- WRITTEN PROBLEM: Wherever "Sciences" appears in a line, copy that line.

[BEGIN INPUT MATERIAL]

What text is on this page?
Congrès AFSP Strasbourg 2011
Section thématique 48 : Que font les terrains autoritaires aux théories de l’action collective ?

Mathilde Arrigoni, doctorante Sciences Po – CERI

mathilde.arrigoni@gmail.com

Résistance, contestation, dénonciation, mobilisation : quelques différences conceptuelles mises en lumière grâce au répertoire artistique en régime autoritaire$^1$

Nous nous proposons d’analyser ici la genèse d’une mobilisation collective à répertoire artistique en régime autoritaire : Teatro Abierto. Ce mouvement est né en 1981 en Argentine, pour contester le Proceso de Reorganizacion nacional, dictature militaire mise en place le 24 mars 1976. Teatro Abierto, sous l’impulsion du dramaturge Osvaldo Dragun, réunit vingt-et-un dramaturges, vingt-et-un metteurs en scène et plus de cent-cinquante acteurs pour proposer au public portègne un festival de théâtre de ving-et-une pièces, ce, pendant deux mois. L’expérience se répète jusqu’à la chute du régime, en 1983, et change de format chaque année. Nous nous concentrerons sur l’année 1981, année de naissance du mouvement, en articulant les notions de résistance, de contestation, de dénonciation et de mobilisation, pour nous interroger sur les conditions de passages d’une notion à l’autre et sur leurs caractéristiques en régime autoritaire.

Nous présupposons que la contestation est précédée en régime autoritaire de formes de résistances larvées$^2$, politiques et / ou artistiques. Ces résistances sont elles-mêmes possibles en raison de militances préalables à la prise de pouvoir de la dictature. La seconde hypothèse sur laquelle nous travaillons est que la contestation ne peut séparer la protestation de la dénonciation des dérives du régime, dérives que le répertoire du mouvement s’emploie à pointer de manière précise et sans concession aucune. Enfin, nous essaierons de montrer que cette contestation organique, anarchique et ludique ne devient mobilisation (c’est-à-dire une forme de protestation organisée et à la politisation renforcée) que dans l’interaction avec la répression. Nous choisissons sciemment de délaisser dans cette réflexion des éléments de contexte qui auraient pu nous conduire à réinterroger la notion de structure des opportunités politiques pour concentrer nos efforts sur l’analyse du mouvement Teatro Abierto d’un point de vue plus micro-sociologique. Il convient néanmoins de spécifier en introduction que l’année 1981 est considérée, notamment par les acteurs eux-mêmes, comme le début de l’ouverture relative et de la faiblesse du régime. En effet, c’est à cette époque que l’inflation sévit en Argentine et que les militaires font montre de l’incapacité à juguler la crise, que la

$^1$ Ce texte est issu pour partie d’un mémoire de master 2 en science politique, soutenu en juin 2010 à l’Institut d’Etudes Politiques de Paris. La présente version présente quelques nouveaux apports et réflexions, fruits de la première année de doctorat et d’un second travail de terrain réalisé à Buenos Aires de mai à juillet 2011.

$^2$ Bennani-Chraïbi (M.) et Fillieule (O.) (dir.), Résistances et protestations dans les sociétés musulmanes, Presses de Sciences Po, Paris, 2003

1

[END INPUT MATERIAL]

- TASK OUTPUT:
Mathilde Arrigoni, doctorante Sciences Po – CERI
$^2$ Bennani-Chraïbi (M.) et Fillieule (O.) (dir.), Résistances et protestations dans les sociétés musulmanes, Presses de Sciences Po, Paris, 2003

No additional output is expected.